EXERCISE GOAL: Work out the number of lines with "highlight" in them. Reply with that number and no other words.

[Records from a collection of figures]
+---+

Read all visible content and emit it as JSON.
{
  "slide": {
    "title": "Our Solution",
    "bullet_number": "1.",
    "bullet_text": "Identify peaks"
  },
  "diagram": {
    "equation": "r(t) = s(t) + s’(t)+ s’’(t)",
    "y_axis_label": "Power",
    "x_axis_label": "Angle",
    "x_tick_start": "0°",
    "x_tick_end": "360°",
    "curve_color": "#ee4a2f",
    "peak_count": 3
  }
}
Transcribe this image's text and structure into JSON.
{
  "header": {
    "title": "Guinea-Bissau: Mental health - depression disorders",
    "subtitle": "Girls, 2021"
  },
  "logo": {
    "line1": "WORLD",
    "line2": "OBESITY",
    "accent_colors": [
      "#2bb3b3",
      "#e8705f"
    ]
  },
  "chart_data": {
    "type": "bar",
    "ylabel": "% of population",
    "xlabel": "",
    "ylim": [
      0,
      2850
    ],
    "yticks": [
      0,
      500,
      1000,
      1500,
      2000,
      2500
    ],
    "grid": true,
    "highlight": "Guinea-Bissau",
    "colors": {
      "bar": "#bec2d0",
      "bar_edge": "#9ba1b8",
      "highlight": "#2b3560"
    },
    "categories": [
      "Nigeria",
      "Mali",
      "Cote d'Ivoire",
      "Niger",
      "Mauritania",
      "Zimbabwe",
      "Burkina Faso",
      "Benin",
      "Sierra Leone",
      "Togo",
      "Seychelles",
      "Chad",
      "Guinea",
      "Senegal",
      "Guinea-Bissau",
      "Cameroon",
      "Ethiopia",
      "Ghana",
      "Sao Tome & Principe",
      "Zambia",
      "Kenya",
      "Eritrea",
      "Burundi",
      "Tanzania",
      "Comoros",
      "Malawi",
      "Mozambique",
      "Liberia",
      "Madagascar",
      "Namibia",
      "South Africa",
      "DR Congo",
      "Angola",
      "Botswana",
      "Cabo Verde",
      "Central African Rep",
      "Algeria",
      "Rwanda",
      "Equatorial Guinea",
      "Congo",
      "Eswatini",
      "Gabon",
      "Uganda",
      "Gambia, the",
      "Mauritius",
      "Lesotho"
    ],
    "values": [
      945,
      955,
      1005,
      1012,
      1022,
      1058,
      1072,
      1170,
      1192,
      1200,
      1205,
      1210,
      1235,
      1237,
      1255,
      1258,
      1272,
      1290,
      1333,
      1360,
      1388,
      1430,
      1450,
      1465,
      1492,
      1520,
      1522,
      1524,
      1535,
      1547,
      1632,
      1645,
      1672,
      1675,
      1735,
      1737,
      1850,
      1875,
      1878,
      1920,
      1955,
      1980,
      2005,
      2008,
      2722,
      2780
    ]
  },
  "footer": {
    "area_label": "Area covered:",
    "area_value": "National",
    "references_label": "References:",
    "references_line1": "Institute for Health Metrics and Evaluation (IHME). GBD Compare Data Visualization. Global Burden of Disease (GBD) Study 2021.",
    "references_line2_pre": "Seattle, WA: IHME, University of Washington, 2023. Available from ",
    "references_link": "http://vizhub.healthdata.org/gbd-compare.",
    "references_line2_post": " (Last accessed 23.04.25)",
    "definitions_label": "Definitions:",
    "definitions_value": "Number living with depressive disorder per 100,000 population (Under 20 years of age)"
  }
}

+---+

RESPONSE TO THIS EXERCISE: 2